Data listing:

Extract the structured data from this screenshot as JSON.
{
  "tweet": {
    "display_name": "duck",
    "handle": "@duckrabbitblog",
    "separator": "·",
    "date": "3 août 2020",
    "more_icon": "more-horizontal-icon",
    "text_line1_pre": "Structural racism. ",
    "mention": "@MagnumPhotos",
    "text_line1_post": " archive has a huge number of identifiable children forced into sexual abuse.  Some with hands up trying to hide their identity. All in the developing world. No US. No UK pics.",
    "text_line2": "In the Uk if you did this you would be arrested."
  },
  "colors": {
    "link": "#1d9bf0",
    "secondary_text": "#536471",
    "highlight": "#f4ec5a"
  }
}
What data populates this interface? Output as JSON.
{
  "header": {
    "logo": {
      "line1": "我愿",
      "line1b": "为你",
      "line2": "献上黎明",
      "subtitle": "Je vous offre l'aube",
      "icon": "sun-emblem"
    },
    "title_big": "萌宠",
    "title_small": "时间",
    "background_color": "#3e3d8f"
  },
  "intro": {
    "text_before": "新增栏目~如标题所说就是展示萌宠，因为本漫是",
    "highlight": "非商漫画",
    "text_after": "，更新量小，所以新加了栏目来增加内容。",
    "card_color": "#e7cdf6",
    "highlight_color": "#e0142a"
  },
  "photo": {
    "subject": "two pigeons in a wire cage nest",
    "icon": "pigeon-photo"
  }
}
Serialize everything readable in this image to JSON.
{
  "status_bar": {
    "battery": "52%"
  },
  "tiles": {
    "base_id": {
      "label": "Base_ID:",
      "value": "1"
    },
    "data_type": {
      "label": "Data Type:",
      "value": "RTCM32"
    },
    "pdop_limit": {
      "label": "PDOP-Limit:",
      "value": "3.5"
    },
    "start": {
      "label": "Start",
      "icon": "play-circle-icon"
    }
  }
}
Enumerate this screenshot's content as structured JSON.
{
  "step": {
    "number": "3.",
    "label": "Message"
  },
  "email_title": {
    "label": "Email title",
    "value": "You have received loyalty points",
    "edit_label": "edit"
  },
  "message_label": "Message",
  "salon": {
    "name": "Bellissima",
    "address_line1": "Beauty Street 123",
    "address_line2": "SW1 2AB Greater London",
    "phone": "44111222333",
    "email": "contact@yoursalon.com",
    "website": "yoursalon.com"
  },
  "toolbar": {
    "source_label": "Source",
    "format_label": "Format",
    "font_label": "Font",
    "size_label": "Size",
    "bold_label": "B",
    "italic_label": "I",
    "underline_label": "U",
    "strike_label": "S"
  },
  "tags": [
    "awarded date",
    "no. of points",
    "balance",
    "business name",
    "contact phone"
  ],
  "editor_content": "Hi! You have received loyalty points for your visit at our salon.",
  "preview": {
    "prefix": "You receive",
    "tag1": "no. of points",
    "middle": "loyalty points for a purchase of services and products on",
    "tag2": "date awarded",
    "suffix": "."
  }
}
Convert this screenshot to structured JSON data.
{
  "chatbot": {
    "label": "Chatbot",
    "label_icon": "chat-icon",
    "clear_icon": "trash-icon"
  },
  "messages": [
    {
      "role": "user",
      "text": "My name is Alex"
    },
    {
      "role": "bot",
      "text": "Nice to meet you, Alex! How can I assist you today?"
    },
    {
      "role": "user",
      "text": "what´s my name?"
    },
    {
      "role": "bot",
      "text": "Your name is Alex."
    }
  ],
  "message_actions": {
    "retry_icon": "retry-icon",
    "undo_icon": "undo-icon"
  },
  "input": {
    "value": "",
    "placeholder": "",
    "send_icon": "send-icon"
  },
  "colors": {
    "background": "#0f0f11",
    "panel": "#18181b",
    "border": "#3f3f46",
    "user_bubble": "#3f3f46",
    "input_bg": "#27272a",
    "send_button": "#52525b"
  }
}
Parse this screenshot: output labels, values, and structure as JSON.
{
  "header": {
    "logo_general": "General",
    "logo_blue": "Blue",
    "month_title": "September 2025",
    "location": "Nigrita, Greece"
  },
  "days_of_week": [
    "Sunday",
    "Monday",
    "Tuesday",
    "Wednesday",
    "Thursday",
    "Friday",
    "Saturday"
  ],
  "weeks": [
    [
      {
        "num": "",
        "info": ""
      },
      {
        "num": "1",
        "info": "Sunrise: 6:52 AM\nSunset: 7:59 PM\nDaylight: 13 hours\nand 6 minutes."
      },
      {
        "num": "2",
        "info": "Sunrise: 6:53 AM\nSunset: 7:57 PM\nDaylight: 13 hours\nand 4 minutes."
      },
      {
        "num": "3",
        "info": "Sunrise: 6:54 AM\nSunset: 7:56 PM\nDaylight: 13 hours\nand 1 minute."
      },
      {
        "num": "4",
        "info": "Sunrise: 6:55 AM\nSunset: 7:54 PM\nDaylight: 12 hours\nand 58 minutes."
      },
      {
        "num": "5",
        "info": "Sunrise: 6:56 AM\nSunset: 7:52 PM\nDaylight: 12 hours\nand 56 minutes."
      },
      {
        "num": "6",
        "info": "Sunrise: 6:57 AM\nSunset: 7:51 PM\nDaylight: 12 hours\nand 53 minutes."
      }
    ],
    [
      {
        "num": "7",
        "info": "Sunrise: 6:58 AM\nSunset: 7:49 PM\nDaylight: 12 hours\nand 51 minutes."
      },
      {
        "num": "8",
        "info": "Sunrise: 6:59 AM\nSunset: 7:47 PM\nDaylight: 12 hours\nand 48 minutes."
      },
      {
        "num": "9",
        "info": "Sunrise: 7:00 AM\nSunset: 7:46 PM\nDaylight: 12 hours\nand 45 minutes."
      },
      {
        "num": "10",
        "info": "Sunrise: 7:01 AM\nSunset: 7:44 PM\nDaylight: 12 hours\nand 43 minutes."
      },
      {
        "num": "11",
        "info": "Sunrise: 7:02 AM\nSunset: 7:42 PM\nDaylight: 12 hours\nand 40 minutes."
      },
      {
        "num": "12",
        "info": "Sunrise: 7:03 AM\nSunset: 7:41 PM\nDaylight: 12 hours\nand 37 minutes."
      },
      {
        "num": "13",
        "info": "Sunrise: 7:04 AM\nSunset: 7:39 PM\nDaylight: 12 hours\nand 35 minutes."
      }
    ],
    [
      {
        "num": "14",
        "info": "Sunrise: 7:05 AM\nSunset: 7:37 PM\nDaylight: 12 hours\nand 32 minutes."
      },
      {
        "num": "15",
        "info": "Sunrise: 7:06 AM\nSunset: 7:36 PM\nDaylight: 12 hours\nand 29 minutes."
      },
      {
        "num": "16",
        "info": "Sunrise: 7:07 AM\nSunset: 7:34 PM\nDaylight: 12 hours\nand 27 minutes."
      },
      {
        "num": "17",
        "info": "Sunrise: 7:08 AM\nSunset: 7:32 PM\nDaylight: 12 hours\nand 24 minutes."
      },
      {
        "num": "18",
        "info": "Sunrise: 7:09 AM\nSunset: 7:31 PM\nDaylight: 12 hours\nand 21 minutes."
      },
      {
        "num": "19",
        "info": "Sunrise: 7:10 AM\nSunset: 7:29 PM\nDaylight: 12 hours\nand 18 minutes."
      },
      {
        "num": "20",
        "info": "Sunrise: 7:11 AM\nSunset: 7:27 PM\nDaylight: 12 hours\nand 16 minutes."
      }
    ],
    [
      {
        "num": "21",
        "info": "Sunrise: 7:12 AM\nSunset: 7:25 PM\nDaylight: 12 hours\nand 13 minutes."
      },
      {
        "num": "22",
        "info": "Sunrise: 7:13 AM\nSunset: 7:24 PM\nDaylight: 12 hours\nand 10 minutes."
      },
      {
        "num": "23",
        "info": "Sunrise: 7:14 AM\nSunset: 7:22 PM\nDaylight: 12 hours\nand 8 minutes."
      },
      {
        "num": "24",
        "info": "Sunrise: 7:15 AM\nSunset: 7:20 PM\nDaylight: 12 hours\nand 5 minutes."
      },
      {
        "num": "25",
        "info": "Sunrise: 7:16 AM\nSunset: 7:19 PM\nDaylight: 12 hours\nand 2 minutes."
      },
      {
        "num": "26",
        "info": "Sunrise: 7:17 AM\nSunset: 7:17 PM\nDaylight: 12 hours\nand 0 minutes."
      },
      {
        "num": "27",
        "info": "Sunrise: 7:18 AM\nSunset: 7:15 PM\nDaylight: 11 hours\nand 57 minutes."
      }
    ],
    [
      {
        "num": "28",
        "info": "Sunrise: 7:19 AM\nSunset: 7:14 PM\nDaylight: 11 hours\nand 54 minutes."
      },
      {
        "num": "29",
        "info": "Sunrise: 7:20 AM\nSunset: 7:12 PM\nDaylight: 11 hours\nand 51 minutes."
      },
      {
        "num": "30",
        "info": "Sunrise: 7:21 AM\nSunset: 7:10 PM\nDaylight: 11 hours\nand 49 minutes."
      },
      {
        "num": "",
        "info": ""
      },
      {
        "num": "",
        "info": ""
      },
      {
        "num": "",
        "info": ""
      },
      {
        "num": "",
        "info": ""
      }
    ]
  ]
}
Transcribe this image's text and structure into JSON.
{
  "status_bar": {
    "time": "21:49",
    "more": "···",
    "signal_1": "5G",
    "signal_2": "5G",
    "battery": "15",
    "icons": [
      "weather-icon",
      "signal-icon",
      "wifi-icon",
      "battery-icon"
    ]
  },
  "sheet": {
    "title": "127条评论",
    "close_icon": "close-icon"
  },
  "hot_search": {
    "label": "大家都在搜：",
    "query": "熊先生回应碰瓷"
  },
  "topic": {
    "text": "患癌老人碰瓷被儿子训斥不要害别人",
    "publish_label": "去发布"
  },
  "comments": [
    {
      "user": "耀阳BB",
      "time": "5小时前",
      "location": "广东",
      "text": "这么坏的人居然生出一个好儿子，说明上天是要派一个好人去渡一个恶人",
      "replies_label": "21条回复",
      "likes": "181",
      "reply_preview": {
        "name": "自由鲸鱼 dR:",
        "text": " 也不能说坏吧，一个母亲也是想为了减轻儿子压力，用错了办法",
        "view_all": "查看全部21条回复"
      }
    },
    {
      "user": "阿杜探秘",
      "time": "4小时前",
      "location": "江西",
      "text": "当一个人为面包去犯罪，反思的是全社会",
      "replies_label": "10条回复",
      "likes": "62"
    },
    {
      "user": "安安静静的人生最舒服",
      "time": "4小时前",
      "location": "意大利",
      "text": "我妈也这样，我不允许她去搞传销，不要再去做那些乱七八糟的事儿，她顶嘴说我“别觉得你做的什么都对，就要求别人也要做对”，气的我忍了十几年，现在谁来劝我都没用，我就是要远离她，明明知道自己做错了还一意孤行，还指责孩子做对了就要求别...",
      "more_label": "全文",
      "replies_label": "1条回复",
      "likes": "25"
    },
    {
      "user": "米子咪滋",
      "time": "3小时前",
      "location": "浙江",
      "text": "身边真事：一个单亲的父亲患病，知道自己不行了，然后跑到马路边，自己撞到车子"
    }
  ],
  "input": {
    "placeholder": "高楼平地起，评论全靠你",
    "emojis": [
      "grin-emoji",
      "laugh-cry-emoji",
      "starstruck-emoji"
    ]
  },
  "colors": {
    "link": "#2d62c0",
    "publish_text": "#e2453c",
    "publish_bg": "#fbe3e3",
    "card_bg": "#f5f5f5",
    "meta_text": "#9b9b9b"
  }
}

Problem to work on:
What is the number of lines in the listing above that contain the string "yoursalon"? Give only the number.

Answer to this task:
2